PROBLEM TO SOLVE –
Among the entries below, find the lines with "pointer" and copy them.

SUPPLIED MATERIAL –
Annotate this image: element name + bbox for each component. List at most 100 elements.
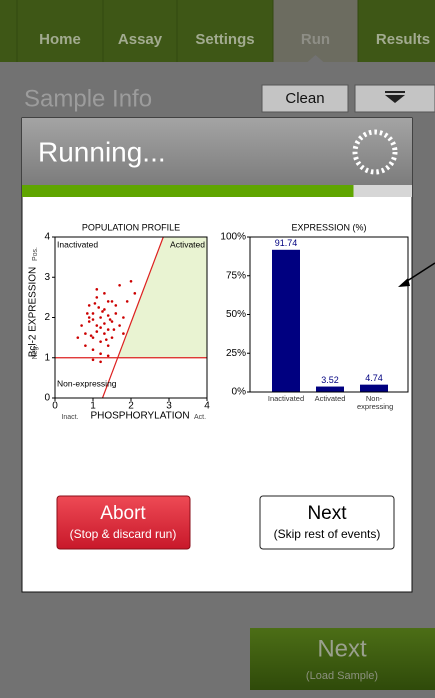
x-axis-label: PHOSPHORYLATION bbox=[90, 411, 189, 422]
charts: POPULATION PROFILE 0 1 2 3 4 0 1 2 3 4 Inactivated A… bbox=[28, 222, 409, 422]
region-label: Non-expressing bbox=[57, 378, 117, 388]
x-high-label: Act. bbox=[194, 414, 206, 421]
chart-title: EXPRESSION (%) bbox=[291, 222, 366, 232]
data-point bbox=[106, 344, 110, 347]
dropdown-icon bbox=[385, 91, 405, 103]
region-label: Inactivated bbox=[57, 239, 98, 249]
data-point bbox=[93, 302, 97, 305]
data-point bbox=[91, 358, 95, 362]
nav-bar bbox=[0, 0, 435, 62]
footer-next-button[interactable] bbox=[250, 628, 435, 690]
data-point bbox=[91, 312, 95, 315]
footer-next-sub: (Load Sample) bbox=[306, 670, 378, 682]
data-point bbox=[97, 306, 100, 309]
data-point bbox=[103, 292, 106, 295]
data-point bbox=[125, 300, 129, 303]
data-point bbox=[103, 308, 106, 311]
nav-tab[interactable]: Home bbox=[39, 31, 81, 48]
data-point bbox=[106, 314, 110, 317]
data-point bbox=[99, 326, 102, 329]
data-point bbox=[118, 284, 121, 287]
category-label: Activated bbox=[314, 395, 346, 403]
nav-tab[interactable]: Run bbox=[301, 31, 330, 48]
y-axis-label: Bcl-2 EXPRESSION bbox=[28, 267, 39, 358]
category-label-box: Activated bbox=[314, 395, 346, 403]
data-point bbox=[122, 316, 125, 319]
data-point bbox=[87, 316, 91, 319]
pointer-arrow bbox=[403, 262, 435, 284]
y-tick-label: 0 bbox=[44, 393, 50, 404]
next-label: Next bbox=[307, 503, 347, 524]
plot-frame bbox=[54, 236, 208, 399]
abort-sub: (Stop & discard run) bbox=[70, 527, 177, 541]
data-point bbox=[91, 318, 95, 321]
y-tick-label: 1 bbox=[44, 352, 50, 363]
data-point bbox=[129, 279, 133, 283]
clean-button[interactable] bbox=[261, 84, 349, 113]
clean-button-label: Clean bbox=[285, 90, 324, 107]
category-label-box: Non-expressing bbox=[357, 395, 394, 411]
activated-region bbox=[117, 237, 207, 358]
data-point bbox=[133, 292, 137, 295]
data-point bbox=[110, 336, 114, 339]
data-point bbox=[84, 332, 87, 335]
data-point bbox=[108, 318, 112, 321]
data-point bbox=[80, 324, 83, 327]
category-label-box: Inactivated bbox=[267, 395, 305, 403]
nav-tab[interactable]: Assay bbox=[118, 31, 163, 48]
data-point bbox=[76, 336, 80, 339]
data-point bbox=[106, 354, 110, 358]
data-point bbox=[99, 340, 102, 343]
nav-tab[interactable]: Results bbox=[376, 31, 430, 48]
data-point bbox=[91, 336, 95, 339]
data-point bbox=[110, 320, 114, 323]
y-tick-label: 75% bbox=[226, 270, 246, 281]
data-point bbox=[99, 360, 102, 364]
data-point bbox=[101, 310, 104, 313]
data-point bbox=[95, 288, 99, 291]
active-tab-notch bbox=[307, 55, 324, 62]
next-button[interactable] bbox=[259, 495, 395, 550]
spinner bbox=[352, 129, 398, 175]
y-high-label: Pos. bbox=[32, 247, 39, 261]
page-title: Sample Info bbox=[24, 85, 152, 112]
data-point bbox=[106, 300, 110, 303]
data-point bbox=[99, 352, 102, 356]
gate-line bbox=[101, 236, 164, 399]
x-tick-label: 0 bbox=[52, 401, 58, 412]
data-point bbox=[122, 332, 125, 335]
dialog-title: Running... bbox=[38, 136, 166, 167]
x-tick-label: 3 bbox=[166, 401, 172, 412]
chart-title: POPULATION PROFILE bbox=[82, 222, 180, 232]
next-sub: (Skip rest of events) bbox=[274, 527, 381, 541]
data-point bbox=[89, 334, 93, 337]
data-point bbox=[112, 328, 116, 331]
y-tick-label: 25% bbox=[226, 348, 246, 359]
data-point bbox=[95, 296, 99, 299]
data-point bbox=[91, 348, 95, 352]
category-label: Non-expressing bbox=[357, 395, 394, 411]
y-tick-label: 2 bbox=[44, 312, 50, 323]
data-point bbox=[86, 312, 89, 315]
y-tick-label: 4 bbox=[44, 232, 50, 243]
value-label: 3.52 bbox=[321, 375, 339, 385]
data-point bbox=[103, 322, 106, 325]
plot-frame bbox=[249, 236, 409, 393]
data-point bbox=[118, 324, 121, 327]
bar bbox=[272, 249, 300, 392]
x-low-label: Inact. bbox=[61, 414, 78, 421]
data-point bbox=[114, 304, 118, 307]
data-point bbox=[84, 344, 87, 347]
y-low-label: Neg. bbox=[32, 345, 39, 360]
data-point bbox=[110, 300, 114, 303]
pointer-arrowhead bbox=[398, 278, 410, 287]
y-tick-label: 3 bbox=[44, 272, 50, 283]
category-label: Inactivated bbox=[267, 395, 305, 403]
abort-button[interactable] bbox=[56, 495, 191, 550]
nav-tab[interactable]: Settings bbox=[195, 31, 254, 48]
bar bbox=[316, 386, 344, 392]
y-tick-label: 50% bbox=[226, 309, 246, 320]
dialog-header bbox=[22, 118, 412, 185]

YOUR SOLUTION –
pointer-arrow bbox=[403, 262, 435, 284]
pointer-arrowhead bbox=[398, 278, 410, 287]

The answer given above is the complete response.